Quote the records that follow in full, leaving the pictures out.

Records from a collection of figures
__________________________________________________
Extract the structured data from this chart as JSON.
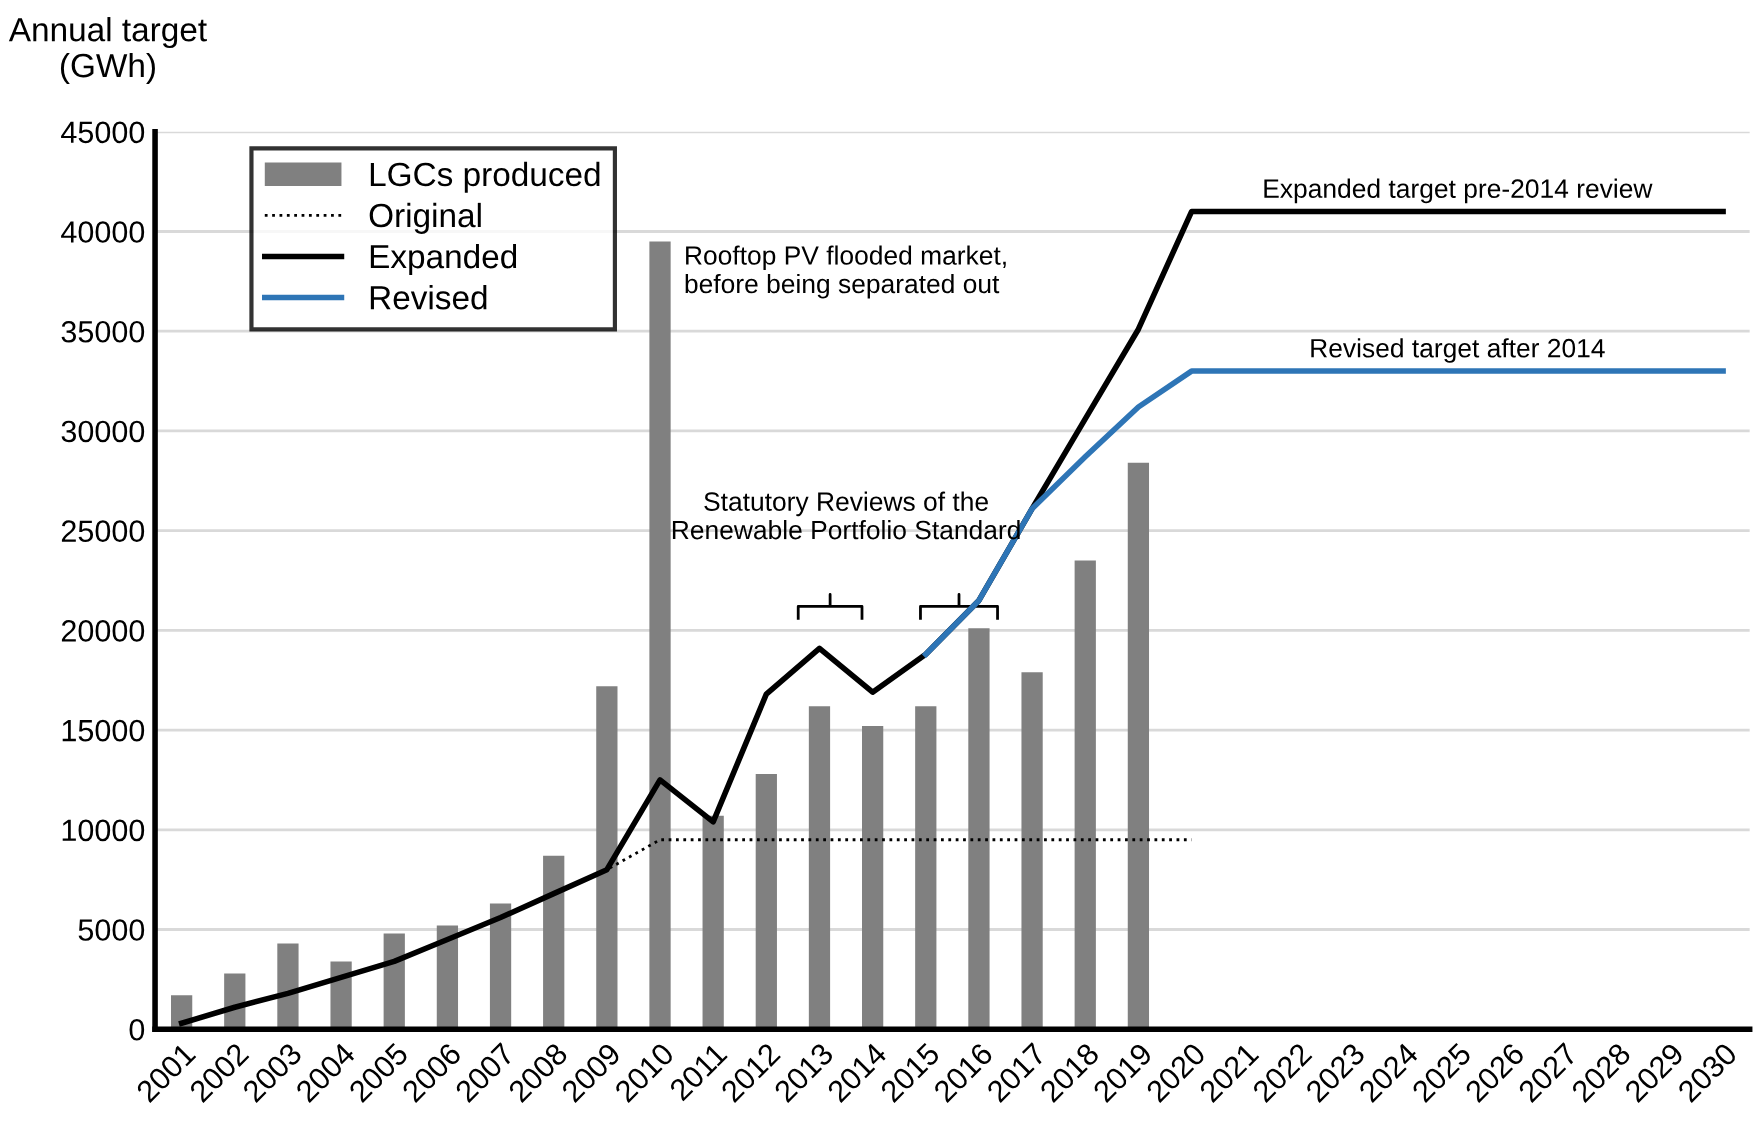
{
  "chart_data": {
    "type": "bar",
    "ylabel": "Annual target\n(GWh)",
    "categories": [
      "2001",
      "2002",
      "2003",
      "2004",
      "2005",
      "2006",
      "2007",
      "2008",
      "2009",
      "2010",
      "2011",
      "2012",
      "2013",
      "2014",
      "2015",
      "2016",
      "2017",
      "2018",
      "2019",
      "2020",
      "2021",
      "2022",
      "2023",
      "2024",
      "2025",
      "2026",
      "2027",
      "2028",
      "2029",
      "2030"
    ],
    "series": [
      {
        "name": "LGCs produced",
        "color": "#808080",
        "values": [
          1700,
          2800,
          4300,
          3400,
          4800,
          5200,
          6300,
          8700,
          17200,
          39500,
          10700,
          12800,
          16200,
          15200,
          16200,
          20100,
          17900,
          23500,
          28400,
          null,
          null,
          null,
          null,
          null,
          null,
          null,
          null,
          null,
          null,
          null
        ]
      },
      {
        "name": "Original",
        "type": "line",
        "line_style": "dotted",
        "color": "#000000",
        "values": [
          300,
          1100,
          1800,
          2600,
          3400,
          4500,
          5600,
          6800,
          8000,
          9500,
          9500,
          9500,
          9500,
          9500,
          9500,
          9500,
          9500,
          9500,
          9500,
          9500,
          null,
          null,
          null,
          null,
          null,
          null,
          null,
          null,
          null,
          null
        ]
      },
      {
        "name": "Expanded",
        "type": "line",
        "line_style": "solid",
        "color": "#000000",
        "values": [
          300,
          1100,
          1800,
          2600,
          3400,
          4500,
          5600,
          6800,
          8000,
          12500,
          10400,
          16800,
          19100,
          16900,
          18800,
          21500,
          26100,
          30600,
          35100,
          41000,
          41000,
          41000,
          41000,
          41000,
          41000,
          41000,
          41000,
          41000,
          41000,
          41000
        ]
      },
      {
        "name": "Revised",
        "type": "line",
        "line_style": "solid",
        "color": "#2e75b6",
        "values": [
          null,
          null,
          null,
          null,
          null,
          null,
          null,
          null,
          null,
          null,
          null,
          null,
          null,
          null,
          18800,
          21500,
          26100,
          28700,
          31200,
          33000,
          33000,
          33000,
          33000,
          33000,
          33000,
          33000,
          33000,
          33000,
          33000,
          33000
        ]
      }
    ],
    "ylim": [
      0,
      45000
    ],
    "yticks": [
      0,
      5000,
      10000,
      15000,
      20000,
      25000,
      30000,
      35000,
      40000,
      45000
    ],
    "grid": "y",
    "legend": "top left",
    "marker": "none",
    "annotations": [
      {
        "text": "Rooftop PV flooded market,\nbefore being separated out",
        "x": "2010",
        "y": 39500
      },
      "Statutory Reviews of the\nRenewable Portfolio Standard",
      {
        "text": "Expanded target pre-2014 review",
        "x": "2025",
        "y": 41000
      },
      {
        "text": "Revised target after 2014",
        "x": "2025",
        "y": 33000
      }
    ]
  }
}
__________________________________________________
Solution to this task
Extract the structured data from this chart as JSON.
{
  "chart_data": {
    "type": "bar",
    "ylabel": "Annual target\n(GWh)",
    "categories": [
      "2001",
      "2002",
      "2003",
      "2004",
      "2005",
      "2006",
      "2007",
      "2008",
      "2009",
      "2010",
      "2011",
      "2012",
      "2013",
      "2014",
      "2015",
      "2016",
      "2017",
      "2018",
      "2019",
      "2020",
      "2021",
      "2022",
      "2023",
      "2024",
      "2025",
      "2026",
      "2027",
      "2028",
      "2029",
      "2030"
    ],
    "series": [
      {
        "name": "LGCs produced",
        "color": "#808080",
        "values": [
          1700,
          2800,
          4300,
          3400,
          4800,
          5200,
          6300,
          8700,
          17200,
          39500,
          10700,
          12800,
          16200,
          15200,
          16200,
          20100,
          17900,
          23500,
          28400,
          null,
          null,
          null,
          null,
          null,
          null,
          null,
          null,
          null,
          null,
          null
        ]
      },
      {
        "name": "Original",
        "type": "line",
        "line_style": "dotted",
        "color": "#000000",
        "values": [
          300,
          1100,
          1800,
          2600,
          3400,
          4500,
          5600,
          6800,
          8000,
          9500,
          9500,
          9500,
          9500,
          9500,
          9500,
          9500,
          9500,
          9500,
          9500,
          9500,
          null,
          null,
          null,
          null,
          null,
          null,
          null,
          null,
          null,
          null
        ]
      },
      {
        "name": "Expanded",
        "type": "line",
        "line_style": "solid",
        "color": "#000000",
        "values": [
          300,
          1100,
          1800,
          2600,
          3400,
          4500,
          5600,
          6800,
          8000,
          12500,
          10400,
          16800,
          19100,
          16900,
          18800,
          21500,
          26100,
          30600,
          35100,
          41000,
          41000,
          41000,
          41000,
          41000,
          41000,
          41000,
          41000,
          41000,
          41000,
          41000
        ]
      },
      {
        "name": "Revised",
        "type": "line",
        "line_style": "solid",
        "color": "#2e75b6",
        "values": [
          null,
          null,
          null,
          null,
          null,
          null,
          null,
          null,
          null,
          null,
          null,
          null,
          null,
          null,
          18800,
          21500,
          26100,
          28700,
          31200,
          33000,
          33000,
          33000,
          33000,
          33000,
          33000,
          33000,
          33000,
          33000,
          33000,
          33000
        ]
      }
    ],
    "ylim": [
      0,
      45000
    ],
    "yticks": [
      0,
      5000,
      10000,
      15000,
      20000,
      25000,
      30000,
      35000,
      40000,
      45000
    ],
    "grid": "y",
    "legend": "top left",
    "marker": "none",
    "annotations": [
      {
        "text": "Rooftop PV flooded market,\nbefore being separated out",
        "x": "2010",
        "y": 39500
      },
      "Statutory Reviews of the\nRenewable Portfolio Standard",
      {
        "text": "Expanded target pre-2014 review",
        "x": "2025",
        "y": 41000
      },
      {
        "text": "Revised target after 2014",
        "x": "2025",
        "y": 33000
      }
    ]
  }
}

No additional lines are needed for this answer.